[Begin The input]
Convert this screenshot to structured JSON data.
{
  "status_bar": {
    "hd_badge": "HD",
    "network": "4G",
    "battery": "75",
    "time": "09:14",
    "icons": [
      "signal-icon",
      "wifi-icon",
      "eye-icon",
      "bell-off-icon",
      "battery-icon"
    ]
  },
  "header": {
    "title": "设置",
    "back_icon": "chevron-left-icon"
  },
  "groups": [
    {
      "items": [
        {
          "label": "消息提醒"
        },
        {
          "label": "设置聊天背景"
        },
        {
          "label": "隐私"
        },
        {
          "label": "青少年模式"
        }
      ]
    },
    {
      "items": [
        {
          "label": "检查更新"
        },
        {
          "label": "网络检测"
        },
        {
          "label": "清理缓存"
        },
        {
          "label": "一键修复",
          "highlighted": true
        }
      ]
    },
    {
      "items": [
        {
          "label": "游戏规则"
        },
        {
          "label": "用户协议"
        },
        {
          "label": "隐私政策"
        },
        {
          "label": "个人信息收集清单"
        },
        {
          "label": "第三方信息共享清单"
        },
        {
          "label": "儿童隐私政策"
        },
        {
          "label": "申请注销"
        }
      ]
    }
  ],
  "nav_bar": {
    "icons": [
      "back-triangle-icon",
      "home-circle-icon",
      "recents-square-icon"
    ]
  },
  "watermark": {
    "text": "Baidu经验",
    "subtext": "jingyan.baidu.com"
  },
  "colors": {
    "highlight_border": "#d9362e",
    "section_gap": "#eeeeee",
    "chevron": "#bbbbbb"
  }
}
[End The input]
- [Written exercise]:
Repeat each of the entries above precisely as given.

- [Reply to the task]:
Convert this screenshot to structured JSON data.
{
  "status_bar": {
    "hd_badge": "HD",
    "network": "4G",
    "battery": "75",
    "time": "09:14",
    "icons": [
      "signal-icon",
      "wifi-icon",
      "eye-icon",
      "bell-off-icon",
      "battery-icon"
    ]
  },
  "header": {
    "title": "设置",
    "back_icon": "chevron-left-icon"
  },
  "groups": [
    {
      "items": [
        {
          "label": "消息提醒"
        },
        {
          "label": "设置聊天背景"
        },
        {
          "label": "隐私"
        },
        {
          "label": "青少年模式"
        }
      ]
    },
    {
      "items": [
        {
          "label": "检查更新"
        },
        {
          "label": "网络检测"
        },
        {
          "label": "清理缓存"
        },
        {
          "label": "一键修复",
          "highlighted": true
        }
      ]
    },
    {
      "items": [
        {
          "label": "游戏规则"
        },
        {
          "label": "用户协议"
        },
        {
          "label": "隐私政策"
        },
        {
          "label": "个人信息收集清单"
        },
        {
          "label": "第三方信息共享清单"
        },
        {
          "label": "儿童隐私政策"
        },
        {
          "label": "申请注销"
        }
      ]
    }
  ],
  "nav_bar": {
    "icons": [
      "back-triangle-icon",
      "home-circle-icon",
      "recents-square-icon"
    ]
  },
  "watermark": {
    "text": "Baidu经验",
    "subtext": "jingyan.baidu.com"
  },
  "colors": {
    "highlight_border": "#d9362e",
    "section_gap": "#eeeeee",
    "chevron": "#bbbbbb"
  }
}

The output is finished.